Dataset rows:

○ ○ ○ ○ ○

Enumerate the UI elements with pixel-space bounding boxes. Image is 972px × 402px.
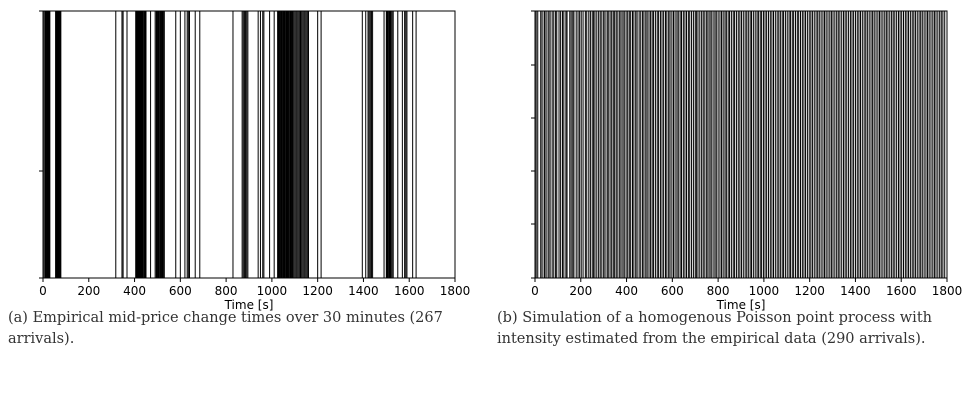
x-tick-label: 600 bbox=[661, 284, 684, 298]
x-tick-label: 200 bbox=[569, 284, 592, 298]
panel-a-chart: 0 200 400 600 800 1000 1200 1400 1600 1800 Time [… bbox=[39, 10, 471, 312]
panel-a-frame bbox=[42, 10, 456, 279]
panel-b-x-axis-label: Time [s] bbox=[716, 298, 766, 312]
x-tick-label: 1600 bbox=[886, 284, 917, 298]
x-tick-label: 1200 bbox=[302, 284, 333, 298]
x-tick-label: 800 bbox=[215, 284, 238, 298]
panel-a-events bbox=[43, 11, 417, 278]
x-tick-label: 400 bbox=[123, 284, 146, 298]
x-tick-label: 0 bbox=[531, 284, 539, 298]
panel-b-chart: 0 200 400 600 800 1000 1200 1400 1600 1800 Time [… bbox=[531, 10, 963, 312]
x-tick-label: 1800 bbox=[932, 284, 963, 298]
panel-a-x-axis-label: Time [s] bbox=[224, 298, 274, 312]
x-tick-label: 200 bbox=[77, 284, 100, 298]
panel-b-events bbox=[535, 11, 946, 278]
x-tick-label: 1600 bbox=[394, 284, 425, 298]
x-tick-label: 1200 bbox=[794, 284, 825, 298]
panel-b-caption: (b) Simulation of a homogenous Poisson p… bbox=[497, 310, 932, 347]
x-tick-label: 1400 bbox=[840, 284, 871, 298]
x-tick-label: 1000 bbox=[749, 284, 780, 298]
x-tick-label: 400 bbox=[615, 284, 638, 298]
x-tick-label: 1400 bbox=[348, 284, 379, 298]
x-tick-label: 1800 bbox=[440, 284, 471, 298]
x-tick-label: 1000 bbox=[257, 284, 288, 298]
x-tick-label: 0 bbox=[39, 284, 47, 298]
x-tick-label: 800 bbox=[707, 284, 730, 298]
x-tick-label: 600 bbox=[169, 284, 192, 298]
panel-b-x-axis: 0 200 400 600 800 1000 1200 1400 1600 1800 bbox=[531, 10, 963, 298]
panel-a-x-axis: 0 200 400 600 800 1000 1200 1400 1600 1800 bbox=[39, 10, 471, 298]
panel-a-caption: (a) Empirical mid-price change times ove… bbox=[8, 310, 443, 347]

○ ○ ○ ○ ○

Collect every line of the records above that contains the string "chart", matching case exactly.

panel-a-chart: 0 200 400 600 800 1000 1200 1400 1600 1800 Time [… bbox=[39, 10, 471, 312]
panel-b-chart: 0 200 400 600 800 1000 1200 1400 1600 1800 Time [… bbox=[531, 10, 963, 312]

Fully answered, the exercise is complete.